### [Task to carry out]
Only a number is wanted here: the number of lines of the data that include "Pulizia".

— begin —

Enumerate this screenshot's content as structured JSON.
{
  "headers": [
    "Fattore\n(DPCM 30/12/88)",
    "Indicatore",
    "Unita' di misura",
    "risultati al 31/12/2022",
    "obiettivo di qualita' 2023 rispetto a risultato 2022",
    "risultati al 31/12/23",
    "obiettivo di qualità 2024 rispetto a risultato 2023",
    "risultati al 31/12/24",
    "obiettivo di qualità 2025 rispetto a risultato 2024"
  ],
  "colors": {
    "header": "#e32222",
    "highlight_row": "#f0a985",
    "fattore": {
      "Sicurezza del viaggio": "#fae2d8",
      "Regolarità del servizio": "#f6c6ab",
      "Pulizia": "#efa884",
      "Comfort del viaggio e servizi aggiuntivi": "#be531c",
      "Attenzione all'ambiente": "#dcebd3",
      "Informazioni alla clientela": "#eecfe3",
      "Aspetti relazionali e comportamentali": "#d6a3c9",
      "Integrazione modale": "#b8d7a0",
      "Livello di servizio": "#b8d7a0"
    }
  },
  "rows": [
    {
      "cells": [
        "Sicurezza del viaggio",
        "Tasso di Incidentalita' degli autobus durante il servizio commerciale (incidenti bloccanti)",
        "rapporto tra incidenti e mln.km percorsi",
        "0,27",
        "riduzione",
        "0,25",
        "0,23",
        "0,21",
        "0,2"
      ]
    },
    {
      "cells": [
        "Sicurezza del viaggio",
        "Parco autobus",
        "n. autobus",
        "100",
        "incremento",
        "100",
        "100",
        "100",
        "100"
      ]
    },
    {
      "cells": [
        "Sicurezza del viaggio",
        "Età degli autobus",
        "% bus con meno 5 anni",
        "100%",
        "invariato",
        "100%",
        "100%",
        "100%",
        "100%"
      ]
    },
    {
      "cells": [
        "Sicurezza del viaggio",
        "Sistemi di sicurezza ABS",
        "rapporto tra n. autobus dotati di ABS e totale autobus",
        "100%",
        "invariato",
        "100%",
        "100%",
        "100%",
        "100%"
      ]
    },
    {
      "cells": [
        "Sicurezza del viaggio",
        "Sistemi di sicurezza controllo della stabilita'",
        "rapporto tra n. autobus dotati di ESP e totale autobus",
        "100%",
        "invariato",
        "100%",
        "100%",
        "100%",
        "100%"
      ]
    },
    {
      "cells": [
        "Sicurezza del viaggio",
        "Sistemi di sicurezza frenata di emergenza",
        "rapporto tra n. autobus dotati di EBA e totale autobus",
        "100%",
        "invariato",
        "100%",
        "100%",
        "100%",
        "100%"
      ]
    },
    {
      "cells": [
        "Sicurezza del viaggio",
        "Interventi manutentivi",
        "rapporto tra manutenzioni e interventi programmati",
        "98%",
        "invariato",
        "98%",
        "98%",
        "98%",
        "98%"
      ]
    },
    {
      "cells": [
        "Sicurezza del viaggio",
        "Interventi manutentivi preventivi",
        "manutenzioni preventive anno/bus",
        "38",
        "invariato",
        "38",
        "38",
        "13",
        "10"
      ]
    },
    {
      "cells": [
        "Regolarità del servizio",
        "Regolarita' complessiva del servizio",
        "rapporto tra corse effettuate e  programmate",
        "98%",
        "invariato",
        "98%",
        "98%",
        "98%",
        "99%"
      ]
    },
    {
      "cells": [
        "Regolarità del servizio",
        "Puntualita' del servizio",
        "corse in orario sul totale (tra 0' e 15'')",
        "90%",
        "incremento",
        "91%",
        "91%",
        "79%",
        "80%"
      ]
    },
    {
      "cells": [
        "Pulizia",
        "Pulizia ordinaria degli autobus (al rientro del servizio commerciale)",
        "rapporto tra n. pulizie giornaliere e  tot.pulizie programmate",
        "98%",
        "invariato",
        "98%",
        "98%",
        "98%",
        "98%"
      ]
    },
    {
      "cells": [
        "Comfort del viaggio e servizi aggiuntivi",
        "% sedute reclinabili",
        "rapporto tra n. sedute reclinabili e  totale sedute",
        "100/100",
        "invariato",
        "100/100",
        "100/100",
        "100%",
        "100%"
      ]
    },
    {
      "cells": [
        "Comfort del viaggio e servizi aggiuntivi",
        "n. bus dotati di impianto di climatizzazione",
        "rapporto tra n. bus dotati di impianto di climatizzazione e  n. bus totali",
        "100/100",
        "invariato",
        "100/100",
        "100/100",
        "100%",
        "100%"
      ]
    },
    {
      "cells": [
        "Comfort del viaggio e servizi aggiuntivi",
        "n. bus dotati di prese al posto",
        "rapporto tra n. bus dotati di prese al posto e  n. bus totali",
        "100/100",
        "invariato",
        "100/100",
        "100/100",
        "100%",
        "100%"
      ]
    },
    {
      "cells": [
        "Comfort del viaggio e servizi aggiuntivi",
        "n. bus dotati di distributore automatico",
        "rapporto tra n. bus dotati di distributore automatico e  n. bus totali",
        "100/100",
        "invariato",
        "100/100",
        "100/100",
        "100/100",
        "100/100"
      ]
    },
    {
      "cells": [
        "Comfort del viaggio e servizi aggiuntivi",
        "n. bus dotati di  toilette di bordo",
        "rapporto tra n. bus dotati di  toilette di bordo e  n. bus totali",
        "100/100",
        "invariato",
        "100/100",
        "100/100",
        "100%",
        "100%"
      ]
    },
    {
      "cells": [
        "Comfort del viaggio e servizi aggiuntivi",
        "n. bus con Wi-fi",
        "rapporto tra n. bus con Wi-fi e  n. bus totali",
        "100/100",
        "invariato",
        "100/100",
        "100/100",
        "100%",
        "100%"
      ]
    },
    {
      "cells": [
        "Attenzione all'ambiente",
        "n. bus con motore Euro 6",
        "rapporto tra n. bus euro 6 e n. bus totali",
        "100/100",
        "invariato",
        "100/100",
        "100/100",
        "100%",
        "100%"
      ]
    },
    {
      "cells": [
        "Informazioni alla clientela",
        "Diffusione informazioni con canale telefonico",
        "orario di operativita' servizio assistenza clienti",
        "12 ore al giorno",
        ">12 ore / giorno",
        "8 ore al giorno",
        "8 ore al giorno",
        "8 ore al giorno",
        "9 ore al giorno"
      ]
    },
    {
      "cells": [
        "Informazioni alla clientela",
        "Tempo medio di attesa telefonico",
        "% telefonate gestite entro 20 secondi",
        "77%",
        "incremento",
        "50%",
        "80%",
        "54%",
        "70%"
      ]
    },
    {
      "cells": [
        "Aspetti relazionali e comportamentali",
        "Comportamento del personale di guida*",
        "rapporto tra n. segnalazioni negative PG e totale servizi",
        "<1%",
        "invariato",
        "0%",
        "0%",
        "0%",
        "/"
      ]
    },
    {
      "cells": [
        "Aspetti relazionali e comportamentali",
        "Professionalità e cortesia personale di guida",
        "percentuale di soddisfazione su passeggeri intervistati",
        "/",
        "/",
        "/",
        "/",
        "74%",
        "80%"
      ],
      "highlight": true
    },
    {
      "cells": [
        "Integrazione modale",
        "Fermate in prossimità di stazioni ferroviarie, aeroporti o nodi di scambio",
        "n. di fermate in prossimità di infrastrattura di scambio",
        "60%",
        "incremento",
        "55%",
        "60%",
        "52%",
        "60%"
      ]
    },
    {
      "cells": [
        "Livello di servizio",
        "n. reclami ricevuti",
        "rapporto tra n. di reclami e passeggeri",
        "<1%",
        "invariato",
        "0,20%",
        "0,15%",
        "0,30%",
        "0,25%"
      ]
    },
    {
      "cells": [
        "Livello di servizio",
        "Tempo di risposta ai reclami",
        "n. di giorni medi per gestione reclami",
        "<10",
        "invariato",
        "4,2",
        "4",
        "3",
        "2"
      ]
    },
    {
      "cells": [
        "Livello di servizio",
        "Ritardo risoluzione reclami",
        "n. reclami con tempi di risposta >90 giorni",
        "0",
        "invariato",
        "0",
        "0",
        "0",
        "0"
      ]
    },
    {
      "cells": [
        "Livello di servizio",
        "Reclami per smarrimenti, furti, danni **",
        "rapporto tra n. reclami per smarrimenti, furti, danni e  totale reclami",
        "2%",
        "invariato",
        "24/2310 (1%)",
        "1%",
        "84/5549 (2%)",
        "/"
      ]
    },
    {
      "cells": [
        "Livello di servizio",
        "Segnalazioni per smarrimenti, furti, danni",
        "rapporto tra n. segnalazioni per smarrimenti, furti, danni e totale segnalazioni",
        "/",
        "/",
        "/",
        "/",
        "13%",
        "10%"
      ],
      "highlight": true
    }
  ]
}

— end —

### [Reply]
3